#### Exercise inputs:
****************************************
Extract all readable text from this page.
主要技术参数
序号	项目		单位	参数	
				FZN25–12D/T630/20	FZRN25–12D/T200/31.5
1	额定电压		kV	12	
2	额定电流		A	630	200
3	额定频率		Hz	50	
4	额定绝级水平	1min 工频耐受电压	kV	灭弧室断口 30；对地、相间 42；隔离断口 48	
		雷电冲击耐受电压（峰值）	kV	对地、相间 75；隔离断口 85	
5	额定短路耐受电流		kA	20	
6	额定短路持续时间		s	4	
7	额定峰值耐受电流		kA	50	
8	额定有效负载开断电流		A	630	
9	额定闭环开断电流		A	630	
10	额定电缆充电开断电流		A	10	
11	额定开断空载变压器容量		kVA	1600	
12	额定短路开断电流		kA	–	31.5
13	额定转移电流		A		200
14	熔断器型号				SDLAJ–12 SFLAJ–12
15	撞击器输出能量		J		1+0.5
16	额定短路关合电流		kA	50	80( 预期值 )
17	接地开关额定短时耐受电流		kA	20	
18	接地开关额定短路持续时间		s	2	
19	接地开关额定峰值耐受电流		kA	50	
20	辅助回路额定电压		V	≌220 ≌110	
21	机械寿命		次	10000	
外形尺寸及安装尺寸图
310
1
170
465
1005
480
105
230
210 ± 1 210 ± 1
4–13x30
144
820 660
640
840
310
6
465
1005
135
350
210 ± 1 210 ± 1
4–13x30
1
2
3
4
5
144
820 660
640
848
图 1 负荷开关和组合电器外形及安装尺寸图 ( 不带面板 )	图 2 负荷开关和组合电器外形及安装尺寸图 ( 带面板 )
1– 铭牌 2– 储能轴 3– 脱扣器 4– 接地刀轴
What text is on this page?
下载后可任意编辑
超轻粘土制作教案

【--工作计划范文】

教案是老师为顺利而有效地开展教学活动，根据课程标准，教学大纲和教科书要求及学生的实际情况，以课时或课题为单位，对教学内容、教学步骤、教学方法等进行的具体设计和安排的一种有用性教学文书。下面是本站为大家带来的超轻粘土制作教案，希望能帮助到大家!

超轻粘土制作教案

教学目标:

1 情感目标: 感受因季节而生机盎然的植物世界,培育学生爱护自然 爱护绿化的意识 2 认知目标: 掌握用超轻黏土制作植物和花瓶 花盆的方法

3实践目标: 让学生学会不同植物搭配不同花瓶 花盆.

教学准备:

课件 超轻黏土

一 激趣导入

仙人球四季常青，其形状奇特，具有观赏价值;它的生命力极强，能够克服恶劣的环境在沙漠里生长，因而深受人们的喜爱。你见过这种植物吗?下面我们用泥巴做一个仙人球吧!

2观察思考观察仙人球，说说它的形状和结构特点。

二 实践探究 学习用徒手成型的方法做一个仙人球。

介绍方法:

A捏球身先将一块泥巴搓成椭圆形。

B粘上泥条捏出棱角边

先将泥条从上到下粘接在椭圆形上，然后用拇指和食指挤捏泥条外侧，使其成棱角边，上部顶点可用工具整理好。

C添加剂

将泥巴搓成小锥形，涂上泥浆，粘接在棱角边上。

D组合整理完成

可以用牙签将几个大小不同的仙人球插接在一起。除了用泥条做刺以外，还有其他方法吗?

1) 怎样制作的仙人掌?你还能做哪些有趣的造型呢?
****************************************
#### Given request:
Repeat the material word for word, in full.

#### Exercise result:
Extract all readable text from this page.
主要技术参数
序号	项目		单位	参数	
				FZN25–12D/T630/20	FZRN25–12D/T200/31.5
1	额定电压		kV	12	
2	额定电流		A	630	200
3	额定频率		Hz	50	
4	额定绝级水平	1min 工频耐受电压	kV	灭弧室断口 30；对地、相间 42；隔离断口 48	
		雷电冲击耐受电压（峰值）	kV	对地、相间 75；隔离断口 85	
5	额定短路耐受电流		kA	20	
6	额定短路持续时间		s	4	
7	额定峰值耐受电流		kA	50	
8	额定有效负载开断电流		A	630	
9	额定闭环开断电流		A	630	
10	额定电缆充电开断电流		A	10	
11	额定开断空载变压器容量		kVA	1600	
12	额定短路开断电流		kA	–	31.5
13	额定转移电流		A		200
14	熔断器型号				SDLAJ–12 SFLAJ–12
15	撞击器输出能量		J		1+0.5
16	额定短路关合电流		kA	50	80( 预期值 )
17	接地开关额定短时耐受电流		kA	20	
18	接地开关额定短路持续时间		s	2	
19	接地开关额定峰值耐受电流		kA	50	
20	辅助回路额定电压		V	≌220 ≌110	
21	机械寿命		次	10000	
外形尺寸及安装尺寸图
310
1
170
465
1005
480
105
230
210 ± 1 210 ± 1
4–13x30
144
820 660
640
840
310
6
465
1005
135
350
210 ± 1 210 ± 1
4–13x30
1
2
3
4
5
144
820 660
640
848
图 1 负荷开关和组合电器外形及安装尺寸图 ( 不带面板 )	图 2 负荷开关和组合电器外形及安装尺寸图 ( 带面板 )
1– 铭牌 2– 储能轴 3– 脱扣器 4– 接地刀轴
What text is on this page?
下载后可任意编辑
超轻粘土制作教案

【--工作计划范文】

教案是老师为顺利而有效地开展教学活动，根据课程标准，教学大纲和教科书要求及学生的实际情况，以课时或课题为单位，对教学内容、教学步骤、教学方法等进行的具体设计和安排的一种有用性教学文书。下面是本站为大家带来的超轻粘土制作教案，希望能帮助到大家!

超轻粘土制作教案

教学目标:

1 情感目标: 感受因季节而生机盎然的植物世界,培育学生爱护自然 爱护绿化的意识 2 认知目标: 掌握用超轻黏土制作植物和花瓶 花盆的方法

3实践目标: 让学生学会不同植物搭配不同花瓶 花盆.

教学准备:

课件 超轻黏土

一 激趣导入

仙人球四季常青，其形状奇特，具有观赏价值;它的生命力极强，能够克服恶劣的环境在沙漠里生长，因而深受人们的喜爱。你见过这种植物吗?下面我们用泥巴做一个仙人球吧!

2观察思考观察仙人球，说说它的形状和结构特点。

二 实践探究 学习用徒手成型的方法做一个仙人球。

介绍方法:

A捏球身先将一块泥巴搓成椭圆形。

B粘上泥条捏出棱角边

先将泥条从上到下粘接在椭圆形上，然后用拇指和食指挤捏泥条外侧，使其成棱角边，上部顶点可用工具整理好。

C添加剂

将泥巴搓成小锥形，涂上泥浆，粘接在棱角边上。

D组合整理完成

可以用牙签将几个大小不同的仙人球插接在一起。除了用泥条做刺以外，还有其他方法吗?

1) 怎样制作的仙人掌?你还能做哪些有趣的造型呢?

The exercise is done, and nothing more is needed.